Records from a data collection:
======

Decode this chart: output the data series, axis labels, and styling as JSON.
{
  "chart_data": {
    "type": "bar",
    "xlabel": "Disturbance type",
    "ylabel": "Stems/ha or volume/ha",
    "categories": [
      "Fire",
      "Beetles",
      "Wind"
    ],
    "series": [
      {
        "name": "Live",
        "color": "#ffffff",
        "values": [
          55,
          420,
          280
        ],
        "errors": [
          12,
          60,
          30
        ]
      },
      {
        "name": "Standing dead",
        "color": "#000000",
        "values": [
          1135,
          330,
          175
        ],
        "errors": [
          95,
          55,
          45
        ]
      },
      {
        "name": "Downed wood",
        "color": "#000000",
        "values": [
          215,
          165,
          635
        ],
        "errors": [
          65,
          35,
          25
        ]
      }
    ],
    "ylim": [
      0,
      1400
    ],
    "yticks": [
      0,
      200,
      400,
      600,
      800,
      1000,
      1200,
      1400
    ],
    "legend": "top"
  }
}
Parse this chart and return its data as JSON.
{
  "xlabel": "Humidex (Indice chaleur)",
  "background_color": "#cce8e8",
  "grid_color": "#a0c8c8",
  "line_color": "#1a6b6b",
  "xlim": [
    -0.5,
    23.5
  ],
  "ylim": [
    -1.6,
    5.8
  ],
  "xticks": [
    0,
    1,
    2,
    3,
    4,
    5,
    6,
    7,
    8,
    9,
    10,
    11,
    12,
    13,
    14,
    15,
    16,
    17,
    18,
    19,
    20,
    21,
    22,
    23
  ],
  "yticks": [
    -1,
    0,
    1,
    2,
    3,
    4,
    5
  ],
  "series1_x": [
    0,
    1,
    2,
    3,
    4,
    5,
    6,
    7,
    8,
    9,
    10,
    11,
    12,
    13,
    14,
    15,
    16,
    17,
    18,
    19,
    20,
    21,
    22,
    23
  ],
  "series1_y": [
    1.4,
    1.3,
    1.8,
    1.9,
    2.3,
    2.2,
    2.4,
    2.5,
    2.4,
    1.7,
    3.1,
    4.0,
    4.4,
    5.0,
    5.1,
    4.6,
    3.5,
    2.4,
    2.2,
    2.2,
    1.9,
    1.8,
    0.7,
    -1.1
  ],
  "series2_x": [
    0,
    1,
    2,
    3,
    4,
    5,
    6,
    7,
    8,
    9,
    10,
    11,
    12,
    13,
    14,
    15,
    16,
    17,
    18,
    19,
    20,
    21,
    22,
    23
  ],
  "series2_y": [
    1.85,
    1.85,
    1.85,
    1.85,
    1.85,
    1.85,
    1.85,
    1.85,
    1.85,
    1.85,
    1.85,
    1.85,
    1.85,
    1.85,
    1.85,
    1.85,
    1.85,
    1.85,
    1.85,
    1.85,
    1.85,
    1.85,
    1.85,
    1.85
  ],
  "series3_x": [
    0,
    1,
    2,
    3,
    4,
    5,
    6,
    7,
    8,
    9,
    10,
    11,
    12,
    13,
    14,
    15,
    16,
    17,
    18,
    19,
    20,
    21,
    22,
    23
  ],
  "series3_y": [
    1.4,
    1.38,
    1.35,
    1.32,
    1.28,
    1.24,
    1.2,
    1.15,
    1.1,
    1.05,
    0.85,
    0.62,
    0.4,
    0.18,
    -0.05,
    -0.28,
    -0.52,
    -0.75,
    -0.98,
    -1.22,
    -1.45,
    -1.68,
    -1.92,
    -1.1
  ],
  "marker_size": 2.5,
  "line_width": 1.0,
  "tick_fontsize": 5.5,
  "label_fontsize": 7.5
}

======

> [What you need to do] Go through the listing above and locate each line that holds the word "xlabel". Copy those lines.

> [Solution for this exercise]
    "xlabel": "Disturbance type",
  "xlabel": "Humidex (Indice chaleur)",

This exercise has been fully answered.